— BEGIN —
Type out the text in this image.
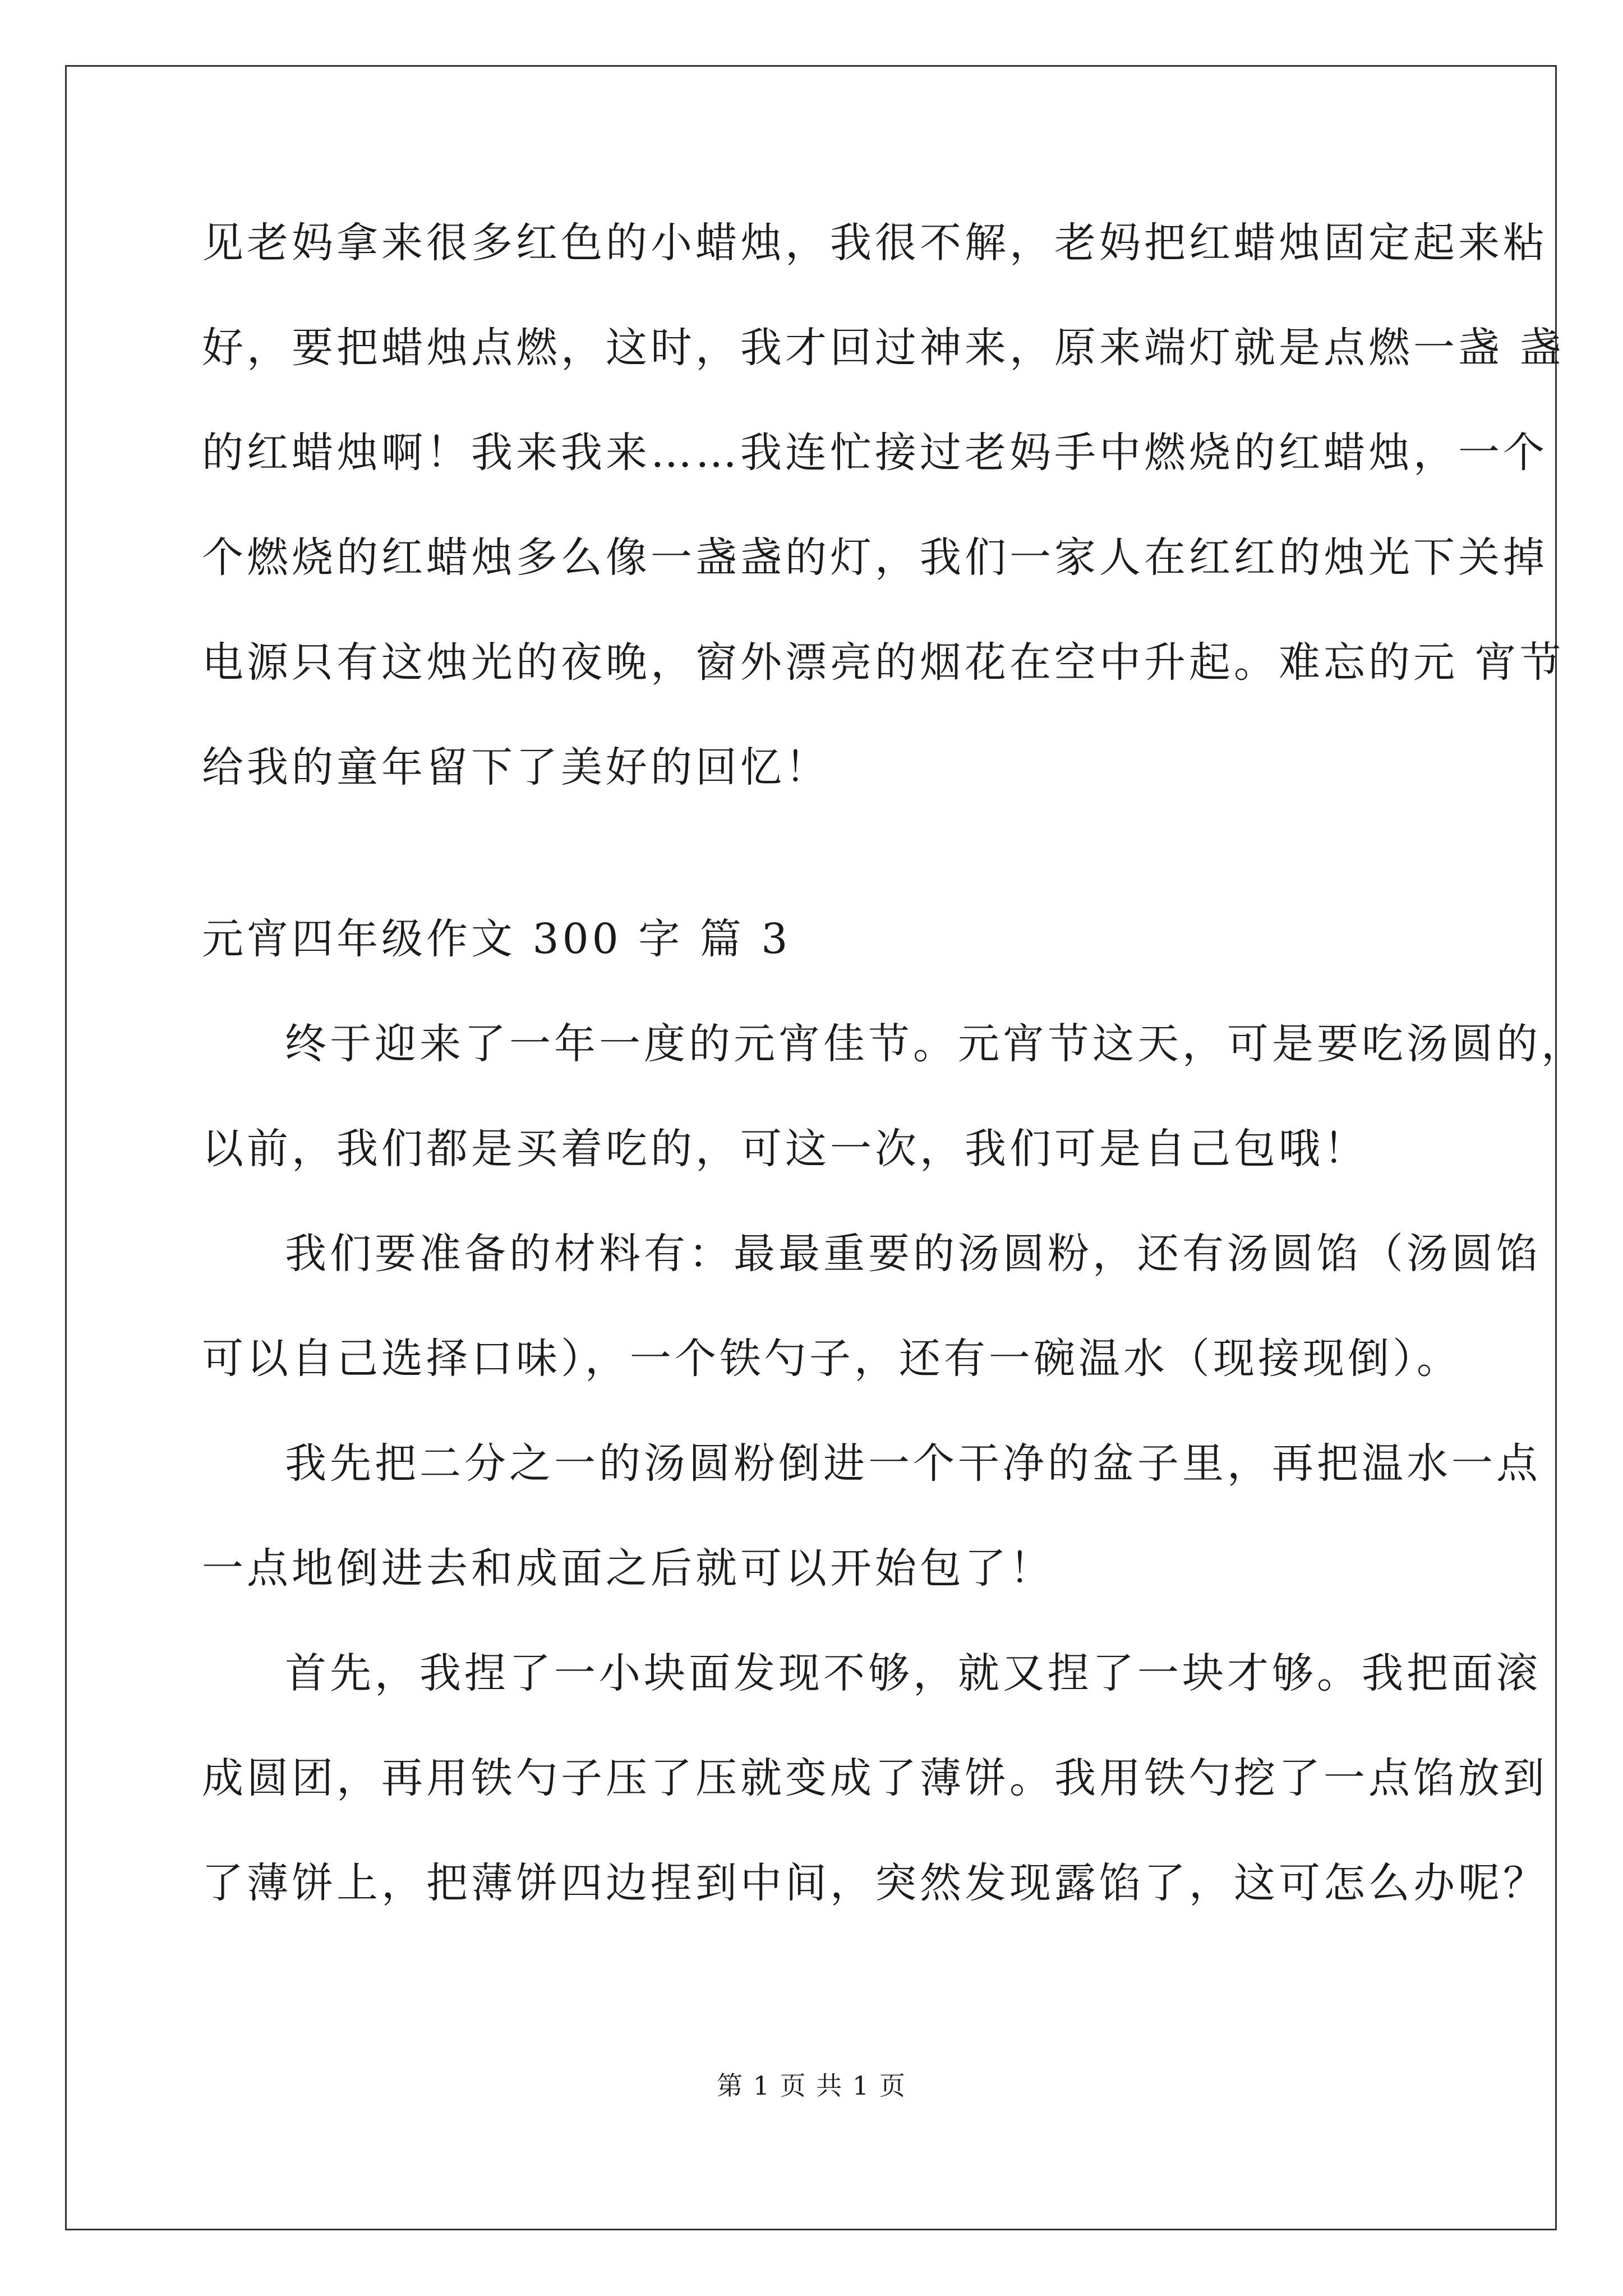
见老妈拿来很多红色的小蜡烛，我很不解，老妈把红蜡烛固定起来粘
好，要把蜡烛点燃，这时，我才回过神来，原来端灯就是点燃一盏 盏
的红蜡烛啊！我来我来……我连忙接过老妈手中燃烧的红蜡烛，一个
个燃烧的红蜡烛多么像一盏盏的灯，我们一家人在红红的烛光下关掉
电源只有这烛光的夜晚，窗外漂亮的烟花在空中升起。难忘的元 宵节
给我的童年留下了美好的回忆！
元宵四年级作文 300 字 篇 3
终于迎来了一年一度的元宵佳节。元宵节这天，可是要吃汤圆的，
以前，我们都是买着吃的，可这一次，我们可是自己包哦！
我们要准备的材料有：最最重要的汤圆粉，还有汤圆馅（汤圆馅
可以自己选择口味），一个铁勺子，还有一碗温水（现接现倒）。
我先把二分之一的汤圆粉倒进一个干净的盆子里，再把温水一点
一点地倒进去和成面之后就可以开始包了！
首先，我捏了一小块面发现不够，就又捏了一块才够。我把面滚
成圆团，再用铁勺子压了压就变成了薄饼。我用铁勺挖了一点馅放到
了薄饼上，把薄饼四边捏到中间，突然发现露馅了，这可怎么办呢？
第 1 页 共 1 页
— END —
■ WRITTEN EXERCISE:
Write out the entries above verbatim; the pictures do not belong in your copy.

■ RESULT OF THE TASK:
Type out the text in this image.
见老妈拿来很多红色的小蜡烛，我很不解，老妈把红蜡烛固定起来粘
好，要把蜡烛点燃，这时，我才回过神来，原来端灯就是点燃一盏 盏
的红蜡烛啊！我来我来……我连忙接过老妈手中燃烧的红蜡烛，一个
个燃烧的红蜡烛多么像一盏盏的灯，我们一家人在红红的烛光下关掉
电源只有这烛光的夜晚，窗外漂亮的烟花在空中升起。难忘的元 宵节
给我的童年留下了美好的回忆！
元宵四年级作文 300 字 篇 3
终于迎来了一年一度的元宵佳节。元宵节这天，可是要吃汤圆的，
以前，我们都是买着吃的，可这一次，我们可是自己包哦！
我们要准备的材料有：最最重要的汤圆粉，还有汤圆馅（汤圆馅
可以自己选择口味），一个铁勺子，还有一碗温水（现接现倒）。
我先把二分之一的汤圆粉倒进一个干净的盆子里，再把温水一点
一点地倒进去和成面之后就可以开始包了！
首先，我捏了一小块面发现不够，就又捏了一块才够。我把面滚
成圆团，再用铁勺子压了压就变成了薄饼。我用铁勺挖了一点馅放到
了薄饼上，把薄饼四边捏到中间，突然发现露馅了，这可怎么办呢？
第 1 页 共 1 页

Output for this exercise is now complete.